Source passage →

On Election Night '02, however, euphoric was not the condition of Democrats - well, at least not for most. The electorate reselected the progressive and environmental Democratic council incumbent, but removed the progressive Democratic commissioner and rejected three Democratic council candidates.
Two of the rejected council candidates, Lucille Bertuccio and Bill Hayden, were among the most progressive candidates any party, including the minor parties, have ever offered Monroe County. What happened to make such a difference between two elections? I think by looking first at the differences between the off-year elections the causes may suggest themselves.
Only two interrelated things are ultimately important when analyzing and planning elections: turnout and support. You want a high turnout of your supporters and high support from those who turn out. Just how many Democrats and Independents who lean Democratic turned out in both election years?
A decent way to estimate partisan turnout, since voters don't wear partisan badges nor have partisan physical features, is to look at a generic race. By generic race I mean a contest in which none of the candidates are known and thus party label becomes almost the sole cue for voters. Usually any, or an average, of the state administrative races are used. For this analysis I used the Treasurer of the State contest as the generic estimate of party strength.
In '98 in the generic race, Republicans beat Democrats 49.7 percent to 44.7 percent, with the Libertarians getting 5.6 percent. In '02 things got worse for the Democrats, with the Republicans getting a 10 percent difference in the generic race, 51.9 percent to 41.5 percent. Did this change in generic partisanship come from between-election switching or from respective nonvoting in the '02 election?
The generic race, as did the whole '02 election, saw a decline in voter participation compared with the previous off-year election. Of the 1,816 voter drop-offs in the generic race between '98 and '02, nearly 90 percent (1,628) of it came from the Democrats. In fact, the Republicans lost only 360 voters at the generic line in last Tuesday's election.
As estimated from the generic vote, the '02 election had about the same number of Republicans and around 13 percent fewer Democrats.
Did the change in partisan turnout matter? You bet! Looking at Democratic Commissioner Brian O'Neill's race, we see that in '98 he got nearly 22 percent more votes than the Generic Democrat. In '02, he got about 12 percent more votes than the Generic Democrat. His opponent in '98 got about 6 percent fewer votes than the Generic Republican and in '02 got about 10 percent more.
Sounds impressive for O'Neill's '02 opponent, Herb Kilmer, doesn't it? Yet the simple fact is that even if O'Neill had repeated his 22 percent over the generic performance of '98, he still would have lost in '02 because of the relatively lower generic Democratic vote. Needing 13,090 votes to win, he would have only gotten 12,800. On the other hand, had the generic partisan turnout in '02 equaled that of '98, then even the lower 12 percent more O'Neill votes than the generic Democrat would have produced 13,572 votes, or a narrow victory. Such is the power of partisan turnout!
Why didn't more Democrats (persons who vote Democratic in generic races) turn out? The three levels of government give us some clues.
Nationally, many Democratic analysts and politicians claim that the national party has not sufficiently demarcated itself from the national Republicans and have given the Bush Administration a free ride. The consequence has been a growing number of dispirited Democrats in the electorate for whom the party label is a discounted and fuzzy political cue.

Given exercise 1 → Echo the election analysis word for word, starting at "Only two interrelated" and ending at "of party strength.".
Given exercise 2 →
Using the election analysis, answer the following:
(a) Which contest was used as the generic estimate of party strength?
(b) What percentage did the Libertarians get in the '98 generic race?
(c) How many votes did O'Neill need to win in '02?

Supplied data →
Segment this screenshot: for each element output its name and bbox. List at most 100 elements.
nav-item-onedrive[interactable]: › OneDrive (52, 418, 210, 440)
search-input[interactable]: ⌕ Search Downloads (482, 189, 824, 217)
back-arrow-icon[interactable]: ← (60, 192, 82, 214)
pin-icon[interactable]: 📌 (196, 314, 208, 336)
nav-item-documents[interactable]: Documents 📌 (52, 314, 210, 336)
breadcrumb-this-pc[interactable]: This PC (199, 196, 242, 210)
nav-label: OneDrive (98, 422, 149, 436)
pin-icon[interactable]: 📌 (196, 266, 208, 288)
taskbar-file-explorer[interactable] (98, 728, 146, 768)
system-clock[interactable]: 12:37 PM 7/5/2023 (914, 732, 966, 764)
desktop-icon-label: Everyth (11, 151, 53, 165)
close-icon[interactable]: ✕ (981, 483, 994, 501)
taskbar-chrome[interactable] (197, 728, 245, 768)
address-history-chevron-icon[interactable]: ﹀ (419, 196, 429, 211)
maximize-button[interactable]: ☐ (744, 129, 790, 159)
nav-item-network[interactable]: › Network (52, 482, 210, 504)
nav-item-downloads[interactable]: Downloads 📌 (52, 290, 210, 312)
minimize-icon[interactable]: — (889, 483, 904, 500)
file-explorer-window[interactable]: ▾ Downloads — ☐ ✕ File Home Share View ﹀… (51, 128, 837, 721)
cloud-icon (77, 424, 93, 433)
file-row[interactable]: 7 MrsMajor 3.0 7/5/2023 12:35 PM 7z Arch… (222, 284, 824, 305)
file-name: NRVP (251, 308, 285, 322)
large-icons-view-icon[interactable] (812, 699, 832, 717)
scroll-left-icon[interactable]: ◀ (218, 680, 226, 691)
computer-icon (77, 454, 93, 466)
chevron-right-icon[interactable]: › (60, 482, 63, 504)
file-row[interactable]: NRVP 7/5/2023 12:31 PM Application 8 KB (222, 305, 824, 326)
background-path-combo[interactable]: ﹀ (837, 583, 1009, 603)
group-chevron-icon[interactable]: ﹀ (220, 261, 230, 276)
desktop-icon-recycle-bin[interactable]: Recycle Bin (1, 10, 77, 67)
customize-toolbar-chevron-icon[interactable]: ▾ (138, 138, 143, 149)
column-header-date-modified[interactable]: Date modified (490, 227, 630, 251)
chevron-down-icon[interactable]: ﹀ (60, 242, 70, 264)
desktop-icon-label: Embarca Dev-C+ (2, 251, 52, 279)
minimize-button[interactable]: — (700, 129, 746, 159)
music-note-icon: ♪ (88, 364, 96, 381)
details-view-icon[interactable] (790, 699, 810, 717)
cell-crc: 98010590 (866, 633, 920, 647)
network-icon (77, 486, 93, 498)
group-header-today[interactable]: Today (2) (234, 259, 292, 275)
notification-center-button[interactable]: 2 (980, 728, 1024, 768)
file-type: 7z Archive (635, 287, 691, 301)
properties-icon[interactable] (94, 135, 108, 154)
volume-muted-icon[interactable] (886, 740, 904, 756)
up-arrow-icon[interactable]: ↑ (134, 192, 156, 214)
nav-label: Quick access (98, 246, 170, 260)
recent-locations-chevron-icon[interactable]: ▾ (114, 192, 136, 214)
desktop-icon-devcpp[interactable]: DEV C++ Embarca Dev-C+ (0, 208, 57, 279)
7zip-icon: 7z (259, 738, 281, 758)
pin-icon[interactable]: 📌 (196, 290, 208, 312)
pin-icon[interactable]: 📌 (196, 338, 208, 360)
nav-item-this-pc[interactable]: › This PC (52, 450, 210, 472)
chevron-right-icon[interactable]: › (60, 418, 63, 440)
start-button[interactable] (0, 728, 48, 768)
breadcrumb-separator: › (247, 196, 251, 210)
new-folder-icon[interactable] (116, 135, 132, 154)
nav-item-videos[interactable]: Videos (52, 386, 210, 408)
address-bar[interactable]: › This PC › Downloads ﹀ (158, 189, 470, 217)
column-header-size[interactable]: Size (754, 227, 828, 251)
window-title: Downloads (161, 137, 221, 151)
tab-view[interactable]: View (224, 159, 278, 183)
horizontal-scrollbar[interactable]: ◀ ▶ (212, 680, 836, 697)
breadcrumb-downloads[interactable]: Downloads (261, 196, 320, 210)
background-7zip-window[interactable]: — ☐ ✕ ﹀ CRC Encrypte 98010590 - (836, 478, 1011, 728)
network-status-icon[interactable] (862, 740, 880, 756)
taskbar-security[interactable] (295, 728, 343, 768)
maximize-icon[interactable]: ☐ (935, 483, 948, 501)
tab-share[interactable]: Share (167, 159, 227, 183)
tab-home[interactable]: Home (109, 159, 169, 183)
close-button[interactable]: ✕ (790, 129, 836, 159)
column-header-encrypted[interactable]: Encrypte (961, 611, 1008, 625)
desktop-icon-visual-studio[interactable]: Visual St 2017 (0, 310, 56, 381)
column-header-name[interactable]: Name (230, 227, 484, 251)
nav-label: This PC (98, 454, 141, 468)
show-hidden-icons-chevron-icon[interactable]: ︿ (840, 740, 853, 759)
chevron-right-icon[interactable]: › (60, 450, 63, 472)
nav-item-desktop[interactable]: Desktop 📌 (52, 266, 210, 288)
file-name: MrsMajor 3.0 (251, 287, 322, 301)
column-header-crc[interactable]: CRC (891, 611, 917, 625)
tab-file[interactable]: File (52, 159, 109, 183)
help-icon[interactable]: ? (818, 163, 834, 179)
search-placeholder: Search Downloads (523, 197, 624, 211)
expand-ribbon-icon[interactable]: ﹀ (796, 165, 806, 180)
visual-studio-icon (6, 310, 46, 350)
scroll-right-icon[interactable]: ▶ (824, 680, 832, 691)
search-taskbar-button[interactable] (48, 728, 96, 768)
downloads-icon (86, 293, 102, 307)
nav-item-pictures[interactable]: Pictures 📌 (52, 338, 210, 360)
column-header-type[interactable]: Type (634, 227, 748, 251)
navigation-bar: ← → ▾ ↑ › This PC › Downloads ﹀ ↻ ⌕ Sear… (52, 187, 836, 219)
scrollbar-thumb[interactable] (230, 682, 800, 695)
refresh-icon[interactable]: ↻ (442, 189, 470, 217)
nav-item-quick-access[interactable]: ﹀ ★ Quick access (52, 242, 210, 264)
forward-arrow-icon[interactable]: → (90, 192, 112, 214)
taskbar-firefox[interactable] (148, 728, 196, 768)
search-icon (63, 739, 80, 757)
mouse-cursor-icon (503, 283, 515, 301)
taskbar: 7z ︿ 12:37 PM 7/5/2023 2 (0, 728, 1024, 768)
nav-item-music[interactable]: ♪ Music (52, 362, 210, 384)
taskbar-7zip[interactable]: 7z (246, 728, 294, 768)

Full solution 1 →
Only two interrelated things are ultimately important when analyzing and planning elections: turnout and support. You want a high turnout of your supporters and high support from those who turn out. Just how many Democrats and Independents who lean Democratic turned out in both election years?
A decent way to estimate partisan turnout, since voters don't wear partisan badges nor have partisan physical features, is to look at a generic race. By generic race I mean a contest in which none of the candidates are known and thus party label becomes almost the sole cue for voters. Usually any, or an average, of the state administrative races are used. For this analysis I used the Treasurer of the State contest as the generic estimate of party strength.

Full solution 2 →
(a) The Treasurer of the State contest.
(b) 5.6 percent.
(c) 13,090 votes.